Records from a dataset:
┄┄┄┄┄┄┄┄┄┄
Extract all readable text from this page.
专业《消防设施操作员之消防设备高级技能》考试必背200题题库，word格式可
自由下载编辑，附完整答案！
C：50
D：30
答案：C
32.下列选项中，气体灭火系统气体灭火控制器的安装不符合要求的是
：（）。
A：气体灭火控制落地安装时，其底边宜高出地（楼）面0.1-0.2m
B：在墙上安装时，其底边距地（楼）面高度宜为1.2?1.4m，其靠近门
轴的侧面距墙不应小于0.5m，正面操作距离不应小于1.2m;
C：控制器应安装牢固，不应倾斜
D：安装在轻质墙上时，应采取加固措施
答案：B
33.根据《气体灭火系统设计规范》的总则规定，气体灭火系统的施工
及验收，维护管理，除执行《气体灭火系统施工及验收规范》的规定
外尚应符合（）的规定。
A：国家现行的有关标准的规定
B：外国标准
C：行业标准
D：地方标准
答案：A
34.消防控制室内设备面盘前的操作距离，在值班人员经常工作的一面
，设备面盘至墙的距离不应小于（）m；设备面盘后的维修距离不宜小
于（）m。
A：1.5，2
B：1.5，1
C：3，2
┄┄┄┄┄┄┄┄┄┄
→ **Task statement**
Write out the whole listing again, exactly as it stands.

→ **Solution to the exercise**
Extract all readable text from this page.
专业《消防设施操作员之消防设备高级技能》考试必背200题题库，word格式可
自由下载编辑，附完整答案！
C：50
D：30
答案：C
32.下列选项中，气体灭火系统气体灭火控制器的安装不符合要求的是
：（）。
A：气体灭火控制落地安装时，其底边宜高出地（楼）面0.1-0.2m
B：在墙上安装时，其底边距地（楼）面高度宜为1.2?1.4m，其靠近门
轴的侧面距墙不应小于0.5m，正面操作距离不应小于1.2m;
C：控制器应安装牢固，不应倾斜
D：安装在轻质墙上时，应采取加固措施
答案：B
33.根据《气体灭火系统设计规范》的总则规定，气体灭火系统的施工
及验收，维护管理，除执行《气体灭火系统施工及验收规范》的规定
外尚应符合（）的规定。
A：国家现行的有关标准的规定
B：外国标准
C：行业标准
D：地方标准
答案：A
34.消防控制室内设备面盘前的操作距离，在值班人员经常工作的一面
，设备面盘至墙的距离不应小于（）m；设备面盘后的维修距离不宜小
于（）m。
A：1.5，2
B：1.5，1
C：3，2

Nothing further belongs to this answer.